## START Task data

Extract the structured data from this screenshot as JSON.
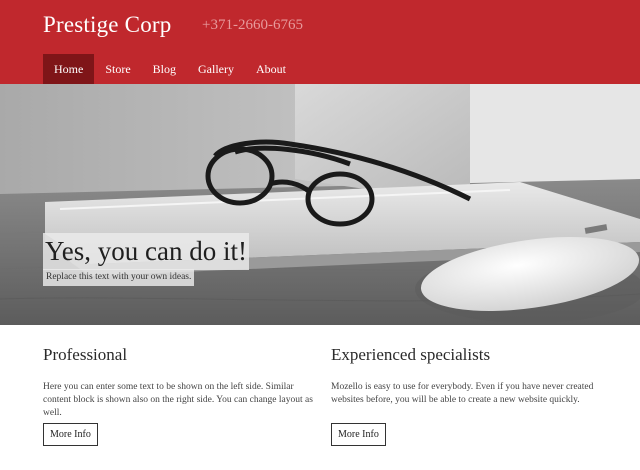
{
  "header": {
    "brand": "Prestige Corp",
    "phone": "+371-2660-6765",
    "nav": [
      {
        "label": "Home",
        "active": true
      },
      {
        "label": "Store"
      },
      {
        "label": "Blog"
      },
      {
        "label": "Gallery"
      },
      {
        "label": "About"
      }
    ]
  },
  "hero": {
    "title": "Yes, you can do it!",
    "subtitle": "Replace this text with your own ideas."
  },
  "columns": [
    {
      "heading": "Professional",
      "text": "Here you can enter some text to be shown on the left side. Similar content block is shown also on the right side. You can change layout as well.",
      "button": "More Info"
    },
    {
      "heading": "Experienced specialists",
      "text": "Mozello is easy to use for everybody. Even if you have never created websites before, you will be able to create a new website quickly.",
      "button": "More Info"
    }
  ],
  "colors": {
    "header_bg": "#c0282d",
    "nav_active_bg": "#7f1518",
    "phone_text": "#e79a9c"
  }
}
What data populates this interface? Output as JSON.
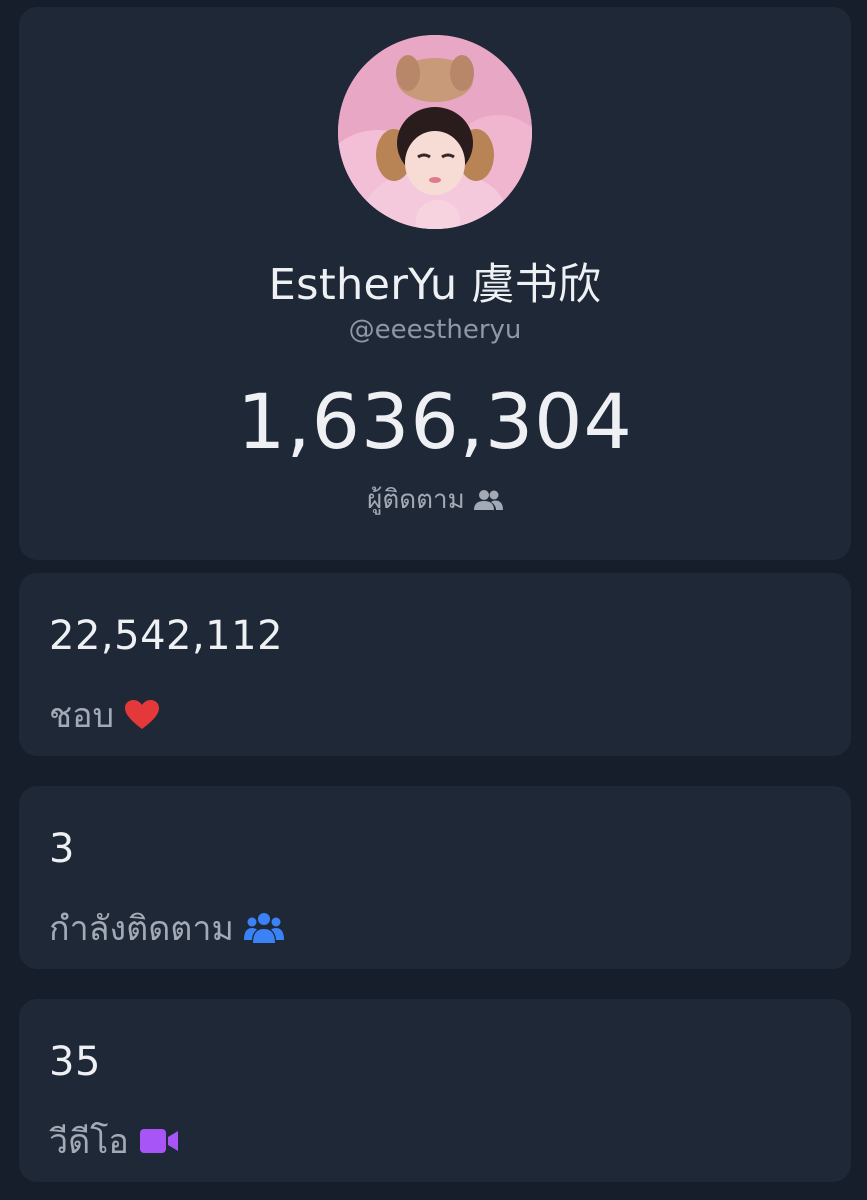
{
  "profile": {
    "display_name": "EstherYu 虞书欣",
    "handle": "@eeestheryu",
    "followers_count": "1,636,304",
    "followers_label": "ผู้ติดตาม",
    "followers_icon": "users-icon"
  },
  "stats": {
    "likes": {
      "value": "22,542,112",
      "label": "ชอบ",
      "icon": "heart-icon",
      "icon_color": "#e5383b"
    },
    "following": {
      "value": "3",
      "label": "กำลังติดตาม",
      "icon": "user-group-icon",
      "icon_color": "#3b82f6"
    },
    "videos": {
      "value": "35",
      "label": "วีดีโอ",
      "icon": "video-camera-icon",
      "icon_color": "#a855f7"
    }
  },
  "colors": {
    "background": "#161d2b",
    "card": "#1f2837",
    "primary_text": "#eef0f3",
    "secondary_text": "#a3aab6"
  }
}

## END Task data

### Problem
Give only the number of lines in the records that contain the string "this".

### Worked answer
3